● Instruction:
Give the data as a numbered list with blank lines omitted, starting at the line that contains "money-bag-icon: $ — [818, 24, 830, 41]" and ending after the line that contains "menu-item-sign-out[interactable]: Sign Out".

● Input material:
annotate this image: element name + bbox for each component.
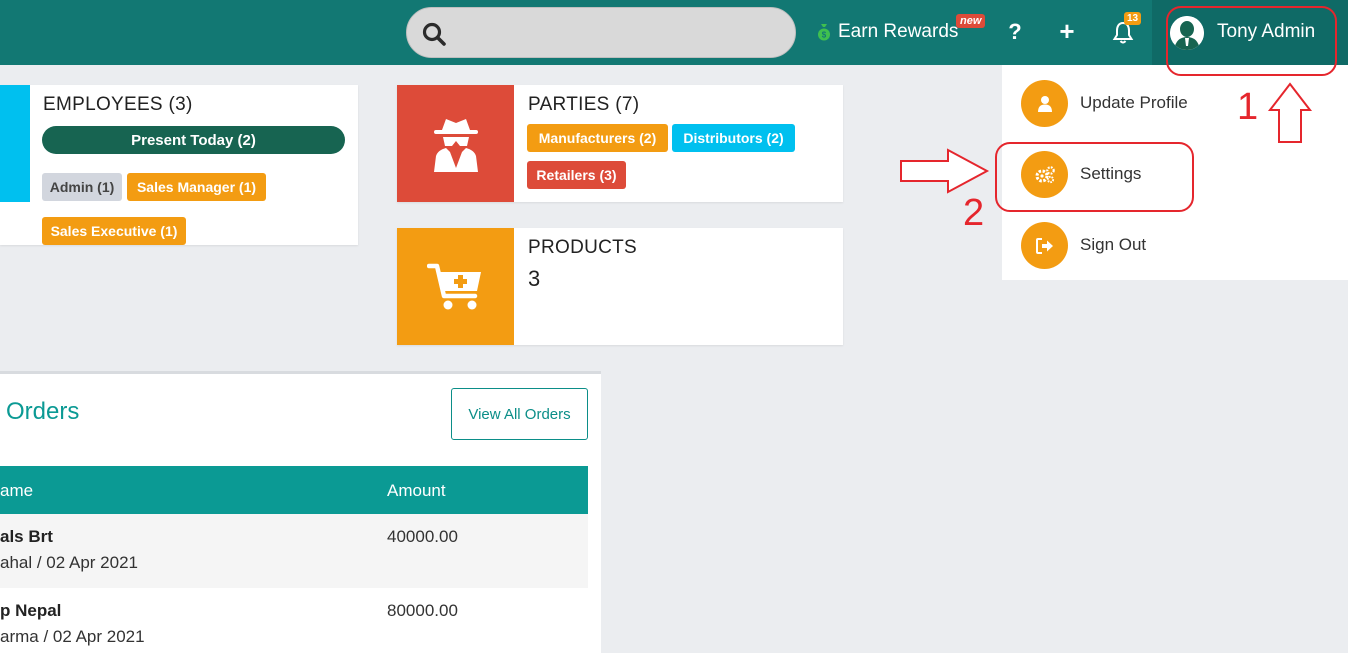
money-bag-icon: $ — [818, 24, 830, 41]
products-icon-box — [397, 228, 514, 345]
products-title: PRODUCTS — [528, 237, 638, 258]
order-amount: 80000.00 — [387, 601, 458, 620]
svg-text:$: $ — [822, 31, 827, 40]
search-input[interactable] — [459, 16, 779, 50]
order-amount: 40000.00 — [387, 527, 458, 546]
order-meta: ahal / 02 Apr 2021 — [0, 553, 139, 572]
order-party-name: p Nepal — [0, 601, 62, 620]
role-sales-manager-badge[interactable]: Sales Manager (1) — [127, 173, 266, 201]
table-row[interactable]: p Nepal arma / 02 Apr 2021 80000.00 — [0, 588, 588, 653]
orders-title: Orders — [6, 398, 80, 425]
add-icon[interactable]: + — [1055, 16, 1079, 47]
products-count: 3 — [528, 266, 541, 291]
column-amount-header: Amount — [387, 481, 446, 500]
cart-plus-icon — [426, 263, 481, 309]
gears-icon — [1021, 151, 1068, 198]
annotation-step-1: 1 — [1237, 86, 1259, 128]
sign-out-icon — [1021, 222, 1068, 269]
view-all-orders-button[interactable]: View All Orders — [451, 388, 588, 440]
spy-icon — [433, 118, 478, 172]
distributors-badge[interactable]: Distributors (2) — [672, 124, 795, 152]
retailers-badge[interactable]: Retailers (3) — [527, 161, 626, 189]
manufacturers-badge[interactable]: Manufacturers (2) — [527, 124, 668, 152]
role-sales-executive-badge[interactable]: Sales Executive (1) — [42, 217, 186, 245]
user-avatar[interactable] — [1170, 16, 1204, 50]
employees-card[interactable]: EMPLOYEES (3) Present Today (2) Admin (1… — [0, 85, 358, 245]
role-admin-badge[interactable]: Admin (1) — [42, 173, 122, 201]
notification-count-badge: 13 — [1124, 12, 1142, 25]
table-row[interactable]: als Brt ahal / 02 Apr 2021 40000.00 — [0, 514, 588, 588]
earn-rewards-link[interactable]: $ Earn Rewards — [816, 18, 958, 46]
menu-item-label: Settings — [1080, 164, 1142, 183]
menu-item-label: Sign Out — [1080, 235, 1147, 254]
user-icon — [1021, 80, 1068, 127]
column-name-header: ame — [0, 481, 34, 500]
menu-item-update-profile[interactable]: Update Profile — [1002, 67, 1348, 137]
user-name[interactable]: Tony Admin — [1217, 21, 1315, 43]
user-dropdown-menu: Update Profile Settings Sign Out — [1002, 65, 1348, 280]
earn-rewards-label: Earn Rewards — [838, 21, 959, 42]
menu-item-sign-out[interactable]: Sign Out — [1002, 209, 1348, 279]
menu-item-settings[interactable]: Settings — [1002, 138, 1348, 208]
menu-item-label: Update Profile — [1080, 93, 1188, 112]
user-silhouette-icon — [1170, 16, 1204, 50]
employees-title: EMPLOYEES (3) — [43, 94, 193, 115]
new-badge: new — [956, 14, 986, 28]
orders-table-header: ame Amount — [0, 466, 588, 514]
present-today-badge[interactable]: Present Today (2) — [42, 126, 345, 154]
annotation-step-2: 2 — [963, 192, 985, 234]
employees-color-strip — [0, 85, 30, 202]
annotation-right-arrow — [900, 148, 990, 194]
parties-icon-box — [397, 85, 514, 202]
help-icon[interactable]: ? — [1003, 19, 1027, 45]
parties-title: PARTIES (7) — [528, 94, 640, 115]
parties-card[interactable]: PARTIES (7) Manufacturers (2) Distributo… — [397, 85, 843, 202]
order-meta: arma / 02 Apr 2021 — [0, 627, 145, 646]
products-card[interactable]: PRODUCTS 3 — [397, 228, 843, 345]
order-party-name: als Brt — [0, 527, 53, 546]
search-icon — [422, 22, 446, 46]
orders-panel: Orders View All Orders ame Amount als Br… — [0, 371, 601, 653]
search-bar[interactable] — [406, 7, 796, 58]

● Full solution:
1. money-bag-icon: $ — [818, 24, 830, 41]
2. products-icon-box — [397, 228, 514, 345]
3. products-title: PRODUCTS — [528, 237, 638, 258]
4. order-amount: 80000.00 — [387, 601, 458, 620]
5. svg-text:$: $ — [822, 31, 827, 40]
6. search-input[interactable] — [459, 16, 779, 50]
7. order-amount: 40000.00 — [387, 527, 458, 546]
8. order-meta: ahal / 02 Apr 2021 — [0, 553, 139, 572]
9. order-party-name: p Nepal — [0, 601, 62, 620]
10. role-sales-manager-badge[interactable]: Sales Manager (1) — [127, 173, 266, 201]
11. table-row[interactable]: p Nepal arma / 02 Apr 2021 80000.00 — [0, 588, 588, 653]
12. orders-title: Orders — [6, 398, 80, 425]
13. add-icon[interactable]: + — [1055, 16, 1079, 47]
14. products-count: 3 — [528, 266, 541, 291]
15. column-amount-header: Amount — [387, 481, 446, 500]
16. cart-plus-icon — [426, 263, 481, 309]
17. gears-icon — [1021, 151, 1068, 198]
18. annotation-step-1: 1 — [1237, 86, 1259, 128]
19. sign-out-icon — [1021, 222, 1068, 269]
20. view-all-orders-button[interactable]: View All Orders — [451, 388, 588, 440]
21. spy-icon — [433, 118, 478, 172]
22. distributors-badge[interactable]: Distributors (2) — [672, 124, 795, 152]
23. retailers-badge[interactable]: Retailers (3) — [527, 161, 626, 189]
24. manufacturers-badge[interactable]: Manufacturers (2) — [527, 124, 668, 152]
25. role-sales-executive-badge[interactable]: Sales Executive (1) — [42, 217, 186, 245]
26. user-avatar[interactable] — [1170, 16, 1204, 50]
27. employees-card[interactable]: EMPLOYEES (3) Present Today (2) Admin (1… — [0, 85, 358, 245]
28. role-admin-badge[interactable]: Admin (1) — [42, 173, 122, 201]
29. notification-count-badge: 13 — [1124, 12, 1142, 25]
30. table-row[interactable]: als Brt ahal / 02 Apr 2021 40000.00 — [0, 514, 588, 588]
31. earn-rewards-link[interactable]: $ Earn Rewards — [816, 18, 958, 46]
32. menu-item-label: Settings — [1080, 164, 1142, 183]
33. menu-item-label: Sign Out — [1080, 235, 1147, 254]
34. user-icon — [1021, 80, 1068, 127]
35. column-name-header: ame — [0, 481, 34, 500]
36. menu-item-update-profile[interactable]: Update Profile — [1002, 67, 1348, 137]
37. user-name[interactable]: Tony Admin — [1217, 21, 1315, 43]
38. user-dropdown-menu: Update Profile Settings Sign Out — [1002, 65, 1348, 280]
39. earn-rewards-label: Earn Rewards — [838, 21, 959, 42]
40. menu-item-sign-out[interactable]: Sign Out — [1002, 209, 1348, 279]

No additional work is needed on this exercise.